#### What you should do:
Look over the material for the string "allenast". Copy every line where it turns up.

_ _ _

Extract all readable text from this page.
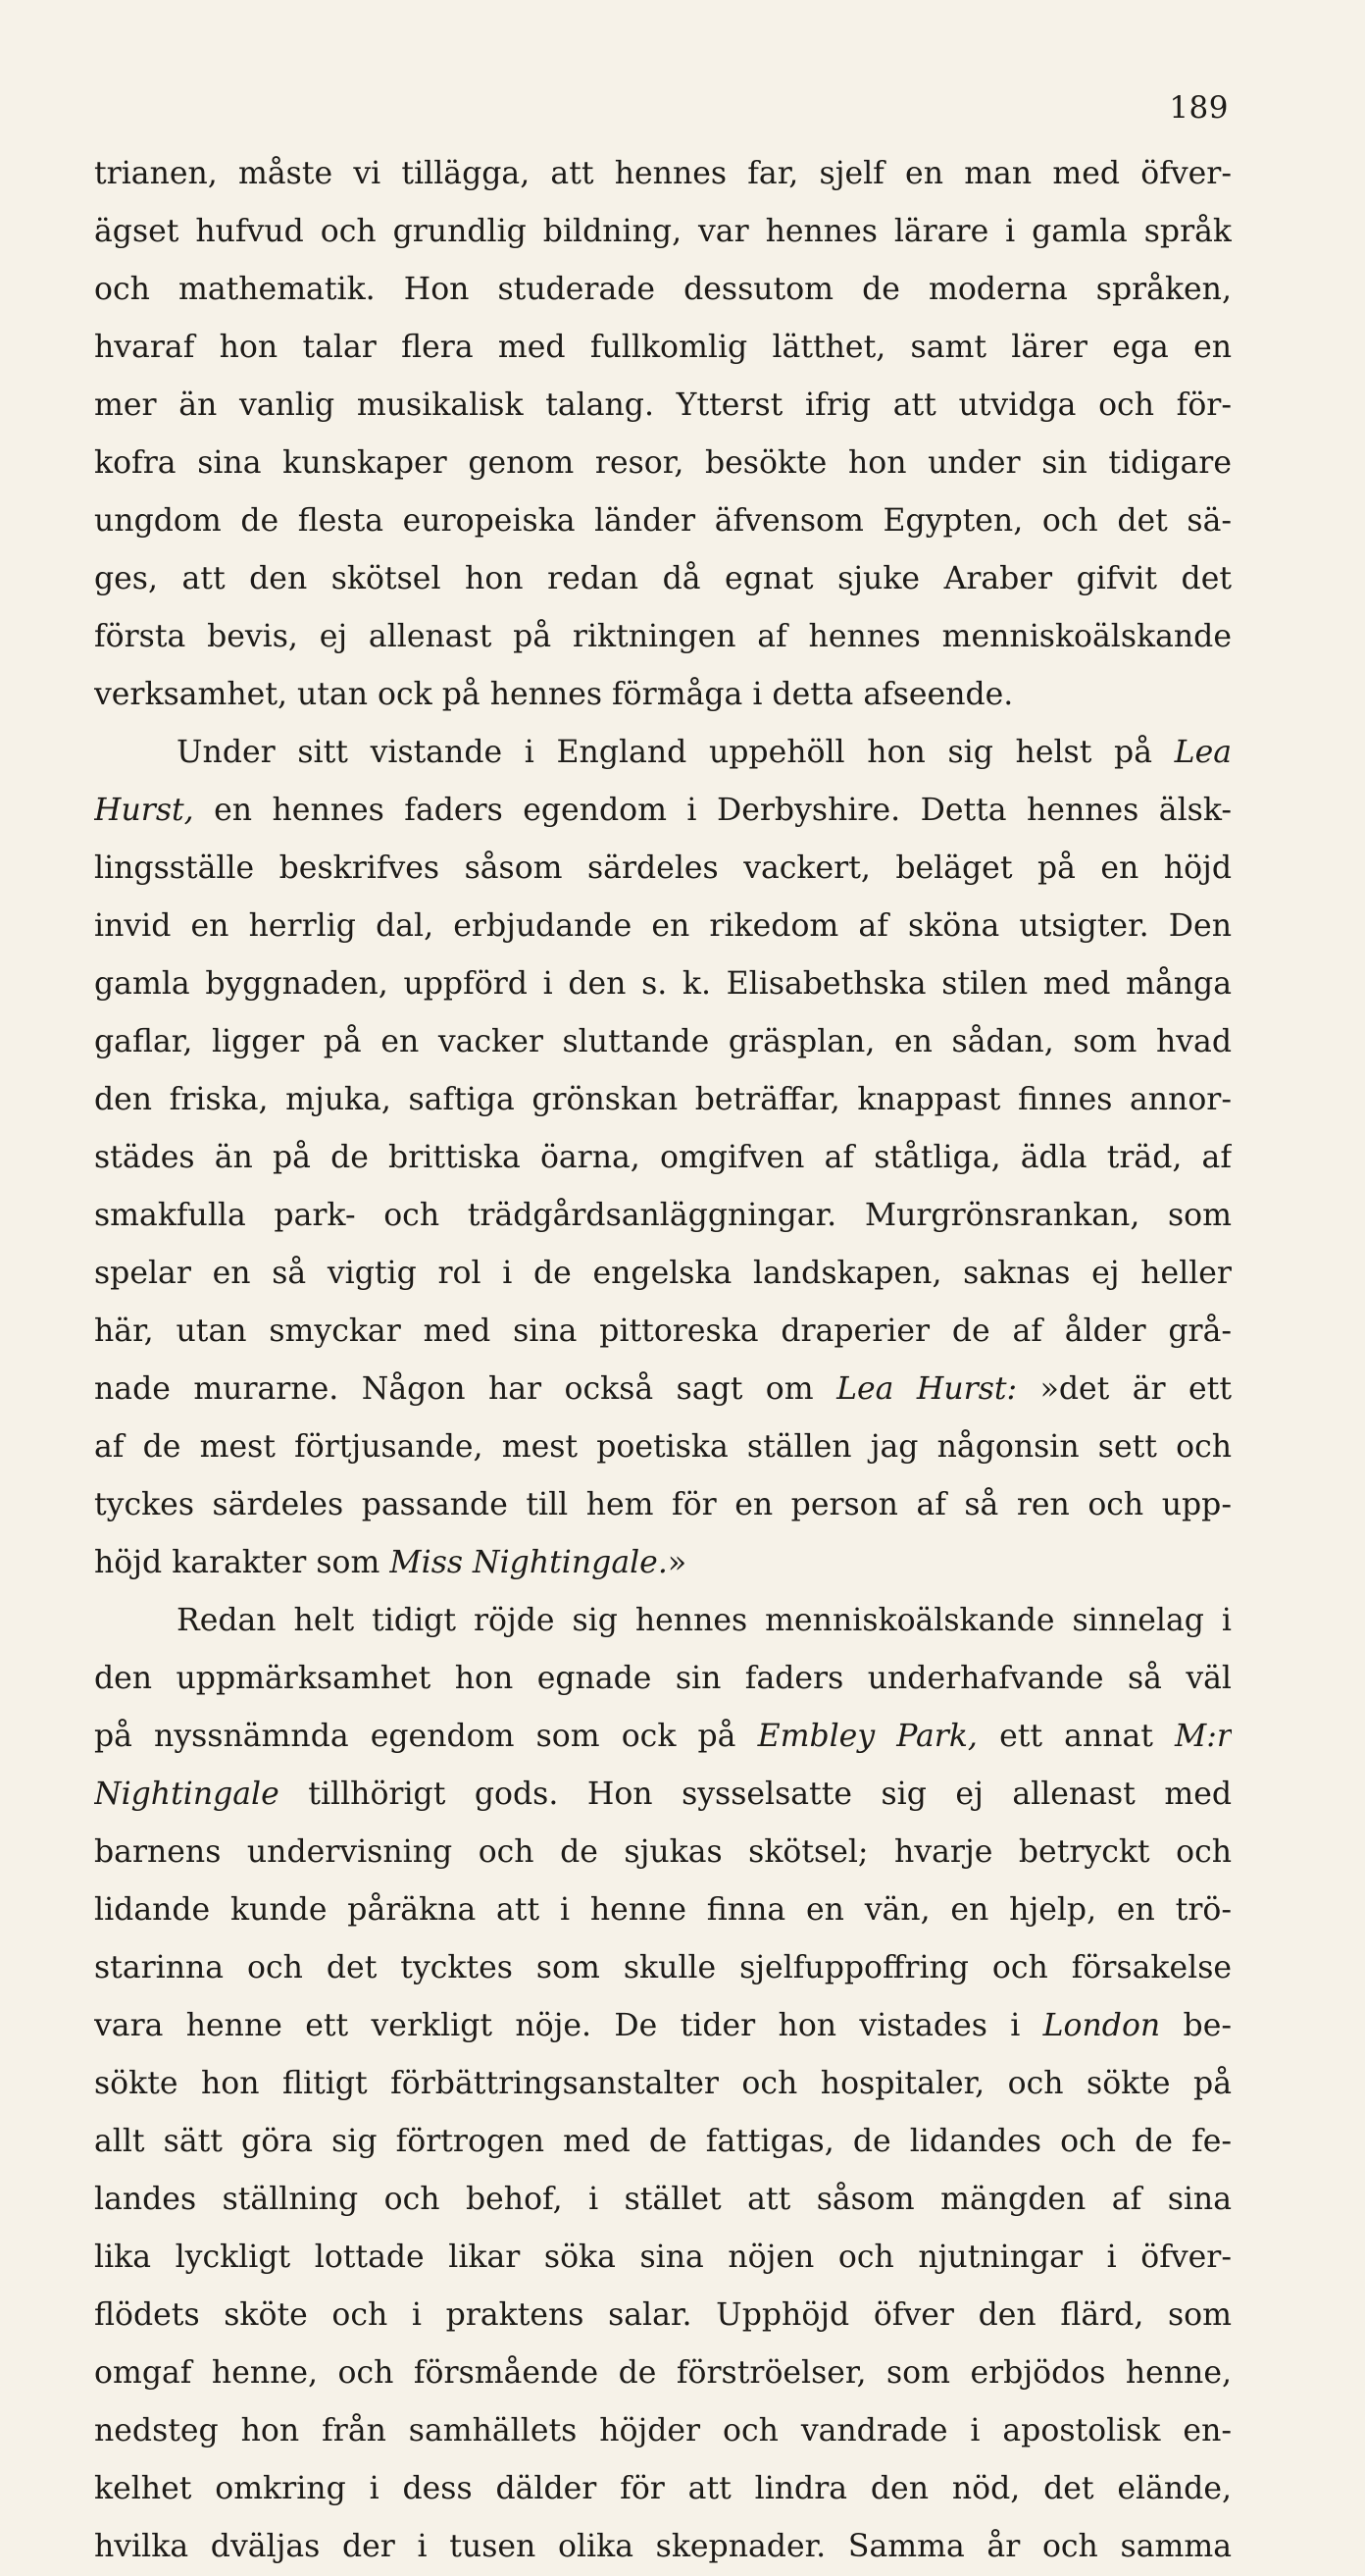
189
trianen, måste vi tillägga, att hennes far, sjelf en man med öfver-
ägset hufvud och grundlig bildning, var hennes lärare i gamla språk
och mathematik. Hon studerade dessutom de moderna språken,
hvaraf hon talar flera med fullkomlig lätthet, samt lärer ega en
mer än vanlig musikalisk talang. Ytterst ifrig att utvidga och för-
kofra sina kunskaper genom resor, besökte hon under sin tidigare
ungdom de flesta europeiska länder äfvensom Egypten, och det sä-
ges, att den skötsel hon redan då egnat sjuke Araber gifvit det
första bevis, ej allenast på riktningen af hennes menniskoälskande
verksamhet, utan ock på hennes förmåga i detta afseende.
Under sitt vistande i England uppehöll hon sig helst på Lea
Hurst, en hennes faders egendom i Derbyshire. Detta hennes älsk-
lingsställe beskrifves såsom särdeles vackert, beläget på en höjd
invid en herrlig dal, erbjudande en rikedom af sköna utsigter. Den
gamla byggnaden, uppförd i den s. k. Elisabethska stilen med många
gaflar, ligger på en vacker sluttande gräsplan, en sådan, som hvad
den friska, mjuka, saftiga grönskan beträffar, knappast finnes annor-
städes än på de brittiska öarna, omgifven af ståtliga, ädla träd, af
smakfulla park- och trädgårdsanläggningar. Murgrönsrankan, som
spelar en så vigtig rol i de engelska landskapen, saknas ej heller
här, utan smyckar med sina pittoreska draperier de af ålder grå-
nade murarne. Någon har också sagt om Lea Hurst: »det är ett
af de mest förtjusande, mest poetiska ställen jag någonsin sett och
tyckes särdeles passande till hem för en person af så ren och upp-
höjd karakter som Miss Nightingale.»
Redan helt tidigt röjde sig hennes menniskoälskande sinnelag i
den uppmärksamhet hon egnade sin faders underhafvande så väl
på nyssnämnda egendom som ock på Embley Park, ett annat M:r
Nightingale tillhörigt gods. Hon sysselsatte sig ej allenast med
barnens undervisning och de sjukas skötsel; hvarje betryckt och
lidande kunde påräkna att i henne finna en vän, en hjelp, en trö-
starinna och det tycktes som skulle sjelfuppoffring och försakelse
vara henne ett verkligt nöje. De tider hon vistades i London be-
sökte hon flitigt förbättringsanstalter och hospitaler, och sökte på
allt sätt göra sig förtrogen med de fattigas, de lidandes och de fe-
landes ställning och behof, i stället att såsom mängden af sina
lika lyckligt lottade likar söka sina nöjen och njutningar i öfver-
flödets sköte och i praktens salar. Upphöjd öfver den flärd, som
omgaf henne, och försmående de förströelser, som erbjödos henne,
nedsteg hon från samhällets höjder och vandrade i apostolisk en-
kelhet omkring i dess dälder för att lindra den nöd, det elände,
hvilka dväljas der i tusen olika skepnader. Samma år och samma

_ _ _

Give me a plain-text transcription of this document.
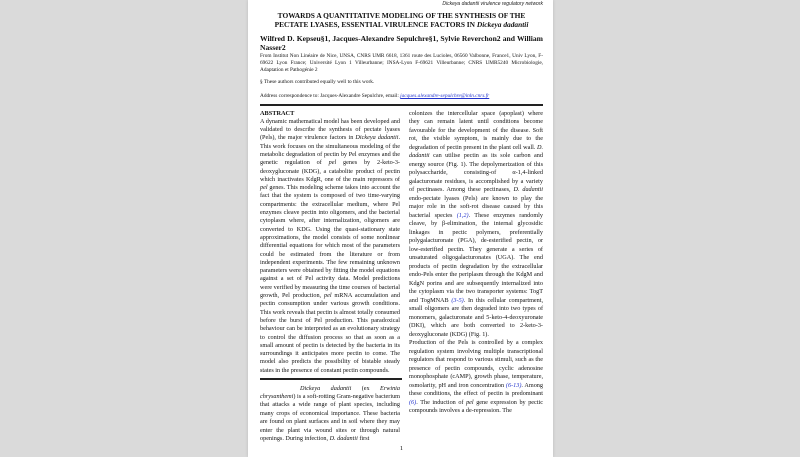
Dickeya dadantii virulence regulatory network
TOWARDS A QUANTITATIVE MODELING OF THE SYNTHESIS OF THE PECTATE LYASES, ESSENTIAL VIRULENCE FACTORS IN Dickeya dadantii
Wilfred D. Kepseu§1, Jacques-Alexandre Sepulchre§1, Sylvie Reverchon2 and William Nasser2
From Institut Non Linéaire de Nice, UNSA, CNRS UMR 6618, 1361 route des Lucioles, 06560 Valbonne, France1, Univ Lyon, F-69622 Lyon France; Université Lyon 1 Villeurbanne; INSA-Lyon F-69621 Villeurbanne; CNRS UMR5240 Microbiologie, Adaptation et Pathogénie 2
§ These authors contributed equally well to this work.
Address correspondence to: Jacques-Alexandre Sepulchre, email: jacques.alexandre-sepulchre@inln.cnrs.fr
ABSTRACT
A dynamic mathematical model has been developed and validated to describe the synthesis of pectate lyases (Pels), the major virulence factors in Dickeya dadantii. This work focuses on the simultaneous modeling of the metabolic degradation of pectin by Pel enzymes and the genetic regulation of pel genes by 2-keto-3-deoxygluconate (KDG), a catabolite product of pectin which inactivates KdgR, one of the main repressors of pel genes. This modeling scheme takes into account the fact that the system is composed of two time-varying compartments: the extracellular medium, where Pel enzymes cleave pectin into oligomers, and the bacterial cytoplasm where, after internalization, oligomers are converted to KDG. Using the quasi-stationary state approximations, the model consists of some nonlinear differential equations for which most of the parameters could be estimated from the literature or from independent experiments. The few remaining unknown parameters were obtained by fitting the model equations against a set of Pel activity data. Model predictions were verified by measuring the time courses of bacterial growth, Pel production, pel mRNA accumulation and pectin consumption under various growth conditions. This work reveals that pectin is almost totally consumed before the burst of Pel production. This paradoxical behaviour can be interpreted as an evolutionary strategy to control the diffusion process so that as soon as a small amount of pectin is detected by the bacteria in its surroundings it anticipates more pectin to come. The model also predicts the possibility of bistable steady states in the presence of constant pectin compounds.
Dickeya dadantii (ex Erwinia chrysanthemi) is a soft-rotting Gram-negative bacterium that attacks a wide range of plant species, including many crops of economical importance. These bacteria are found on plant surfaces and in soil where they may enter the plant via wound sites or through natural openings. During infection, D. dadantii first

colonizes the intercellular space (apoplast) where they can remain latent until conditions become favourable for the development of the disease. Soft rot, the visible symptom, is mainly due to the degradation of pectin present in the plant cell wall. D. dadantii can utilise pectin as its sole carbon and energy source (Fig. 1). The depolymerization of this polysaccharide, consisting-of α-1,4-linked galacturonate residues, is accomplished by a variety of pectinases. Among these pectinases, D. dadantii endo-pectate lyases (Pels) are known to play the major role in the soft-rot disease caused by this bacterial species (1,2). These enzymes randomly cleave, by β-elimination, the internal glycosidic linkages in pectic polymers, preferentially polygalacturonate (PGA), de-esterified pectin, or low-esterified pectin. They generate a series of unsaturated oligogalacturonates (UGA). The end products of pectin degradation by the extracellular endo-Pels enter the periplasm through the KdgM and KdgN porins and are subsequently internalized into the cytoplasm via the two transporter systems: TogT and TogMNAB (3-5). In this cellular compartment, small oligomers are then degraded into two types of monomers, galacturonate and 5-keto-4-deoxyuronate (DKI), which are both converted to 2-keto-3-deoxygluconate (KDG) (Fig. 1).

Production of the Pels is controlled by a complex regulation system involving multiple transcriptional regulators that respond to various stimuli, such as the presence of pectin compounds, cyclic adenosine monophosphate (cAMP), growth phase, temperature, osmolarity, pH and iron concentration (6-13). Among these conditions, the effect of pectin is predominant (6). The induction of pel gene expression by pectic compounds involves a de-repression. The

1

_ _ _

#### Result of this task:
första bevis, ej allenast på riktningen af hennes menniskoälskande
Nightingale tillhörigt gods. Hon sysselsatte sig ej allenast med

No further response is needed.